[What to work on]: Without omitting anything, return the records precisely as given.

[Data for this task]:

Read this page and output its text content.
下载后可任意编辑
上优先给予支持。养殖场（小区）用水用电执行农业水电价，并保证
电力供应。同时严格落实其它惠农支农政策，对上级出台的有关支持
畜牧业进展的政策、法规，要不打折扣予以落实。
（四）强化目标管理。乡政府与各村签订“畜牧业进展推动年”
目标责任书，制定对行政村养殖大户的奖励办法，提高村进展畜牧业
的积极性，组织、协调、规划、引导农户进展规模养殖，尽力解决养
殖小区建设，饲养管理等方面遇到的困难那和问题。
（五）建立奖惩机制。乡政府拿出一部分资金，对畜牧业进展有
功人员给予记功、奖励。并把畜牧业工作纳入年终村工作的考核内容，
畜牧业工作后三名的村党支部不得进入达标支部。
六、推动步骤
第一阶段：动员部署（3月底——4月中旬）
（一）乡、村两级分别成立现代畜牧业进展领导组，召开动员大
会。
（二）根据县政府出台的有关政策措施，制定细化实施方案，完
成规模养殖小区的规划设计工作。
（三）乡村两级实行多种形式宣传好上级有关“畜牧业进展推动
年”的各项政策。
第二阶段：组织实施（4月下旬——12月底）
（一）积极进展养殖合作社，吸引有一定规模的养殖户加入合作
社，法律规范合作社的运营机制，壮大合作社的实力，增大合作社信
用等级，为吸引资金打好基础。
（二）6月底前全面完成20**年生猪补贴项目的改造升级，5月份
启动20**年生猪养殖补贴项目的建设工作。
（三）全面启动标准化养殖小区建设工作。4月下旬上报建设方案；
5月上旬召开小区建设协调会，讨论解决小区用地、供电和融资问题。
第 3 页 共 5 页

[Result for this exercise]:
Read this page and output its text content.
下载后可任意编辑
上优先给予支持。养殖场（小区）用水用电执行农业水电价，并保证
电力供应。同时严格落实其它惠农支农政策，对上级出台的有关支持
畜牧业进展的政策、法规，要不打折扣予以落实。
（四）强化目标管理。乡政府与各村签订“畜牧业进展推动年”
目标责任书，制定对行政村养殖大户的奖励办法，提高村进展畜牧业
的积极性，组织、协调、规划、引导农户进展规模养殖，尽力解决养
殖小区建设，饲养管理等方面遇到的困难那和问题。
（五）建立奖惩机制。乡政府拿出一部分资金，对畜牧业进展有
功人员给予记功、奖励。并把畜牧业工作纳入年终村工作的考核内容，
畜牧业工作后三名的村党支部不得进入达标支部。
六、推动步骤
第一阶段：动员部署（3月底——4月中旬）
（一）乡、村两级分别成立现代畜牧业进展领导组，召开动员大
会。
（二）根据县政府出台的有关政策措施，制定细化实施方案，完
成规模养殖小区的规划设计工作。
（三）乡村两级实行多种形式宣传好上级有关“畜牧业进展推动
年”的各项政策。
第二阶段：组织实施（4月下旬——12月底）
（一）积极进展养殖合作社，吸引有一定规模的养殖户加入合作
社，法律规范合作社的运营机制，壮大合作社的实力，增大合作社信
用等级，为吸引资金打好基础。
（二）6月底前全面完成20**年生猪补贴项目的改造升级，5月份
启动20**年生猪养殖补贴项目的建设工作。
（三）全面启动标准化养殖小区建设工作。4月下旬上报建设方案；
5月上旬召开小区建设协调会，讨论解决小区用地、供电和融资问题。
第 3 页 共 5 页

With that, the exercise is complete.